The answer is a single number: how many lines hold the string "text".

(begin)

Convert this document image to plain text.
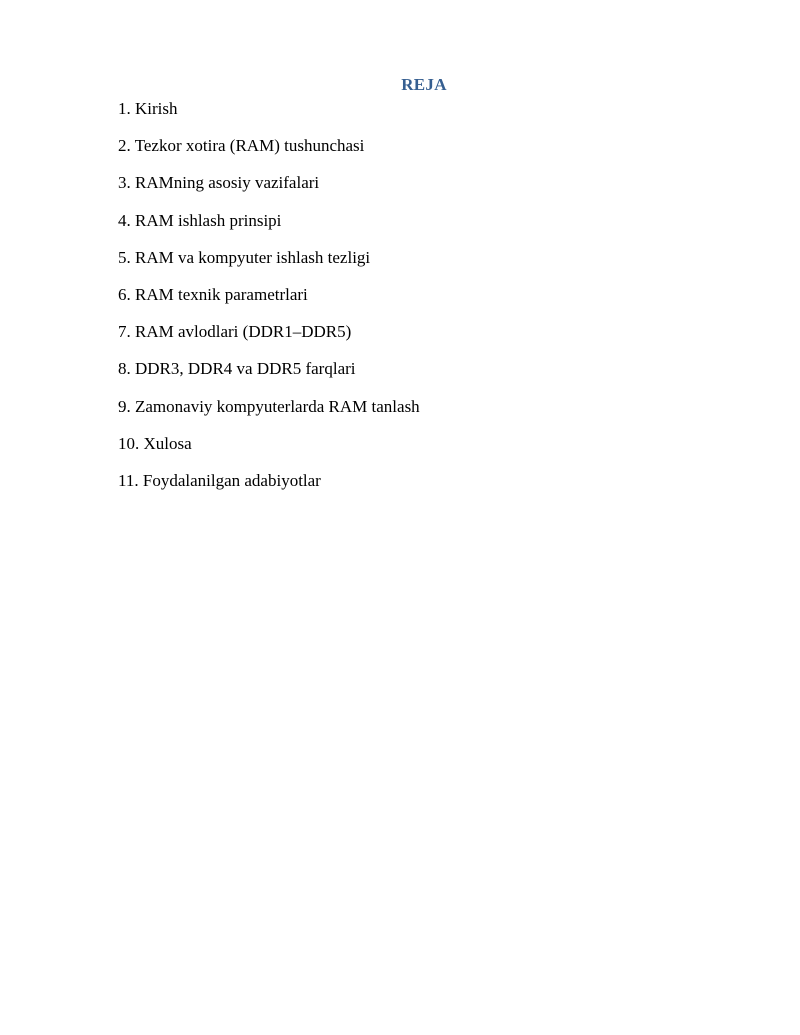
REJA
1. Kirish
2. Tezkor xotira (RAM) tushunchasi
3. RAMning asosiy vazifalari
4. RAM ishlash prinsipi
5. RAM va kompyuter ishlash tezligi
6. RAM texnik parametrlari
7. RAM avlodlari (DDR1–DDR5)
8. DDR3, DDR4 va DDR5 farqlari
9. Zamonaviy kompyuterlarda RAM tanlash
10. Xulosa
11. Foydalanilgan adabiyotlar
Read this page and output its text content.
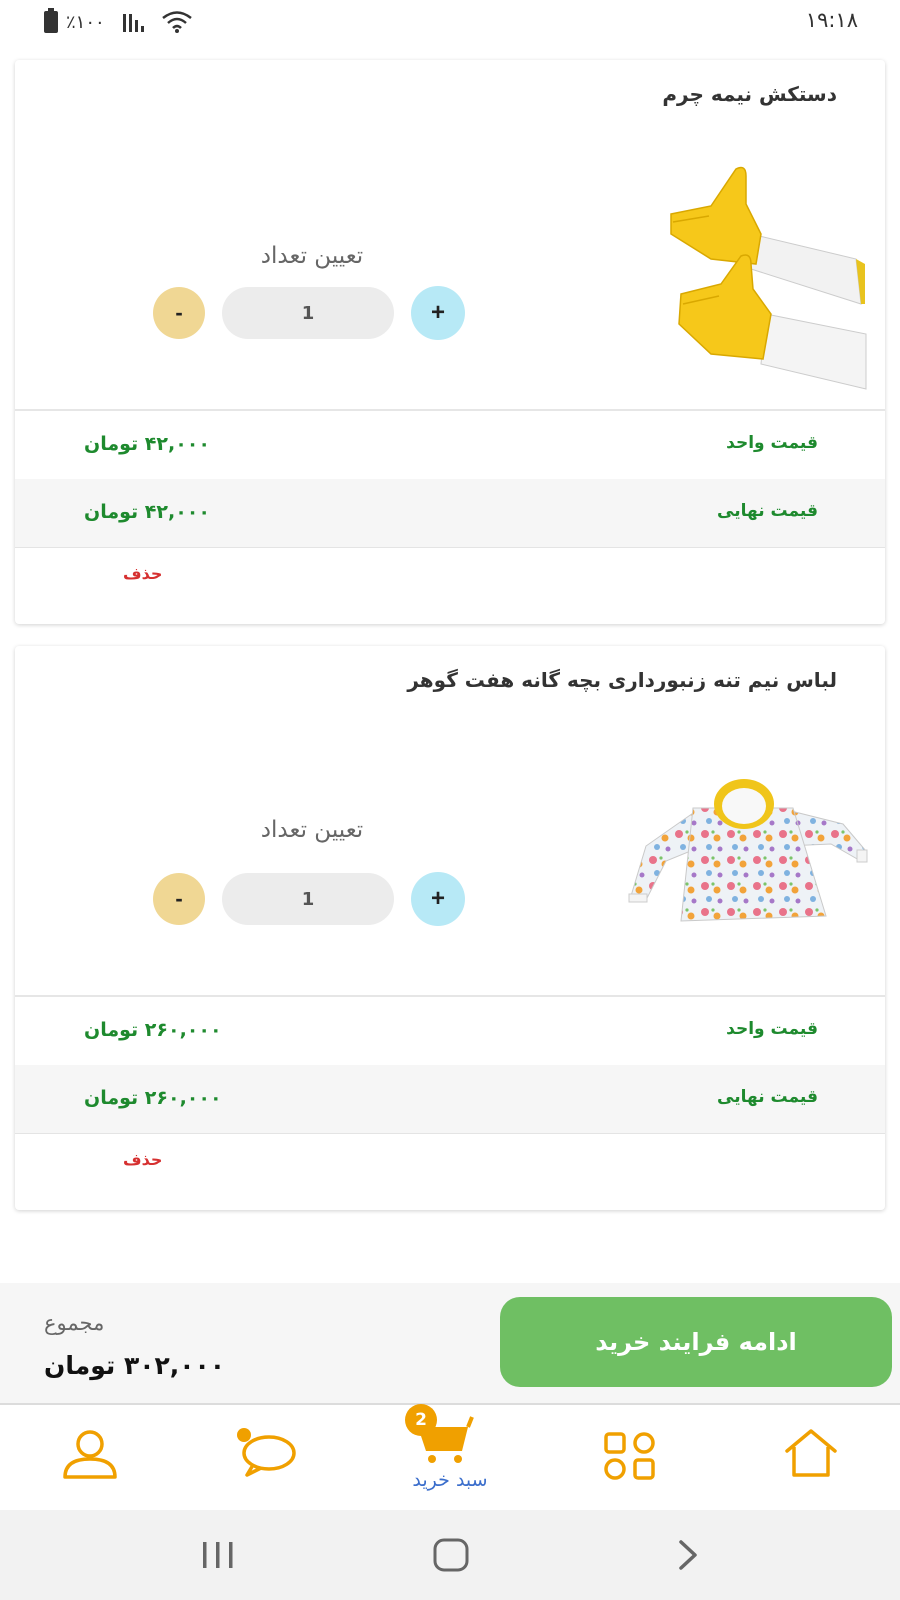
٪۱۰۰	۱۹:۱۸
دستکش نیمه چرم
تعیین تعداد
-	1	+
قیمت واحد
۴۲,۰۰۰ تومان
قیمت نهایی
۴۲,۰۰۰ تومان
حذف
لباس نیم تنه زنبورداری بچه گانه هفت گوهر
تعیین تعداد
-	1	+
قیمت واحد
۲۶۰,۰۰۰ تومان
قیمت نهایی
۲۶۰,۰۰۰ تومان
حذف
مجموع
۳۰۲,۰۰۰ تومان
ادامه فرایند خرید
سبد خرید
2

(end)

■ RESPONSE TO THE EXERCISE ■
2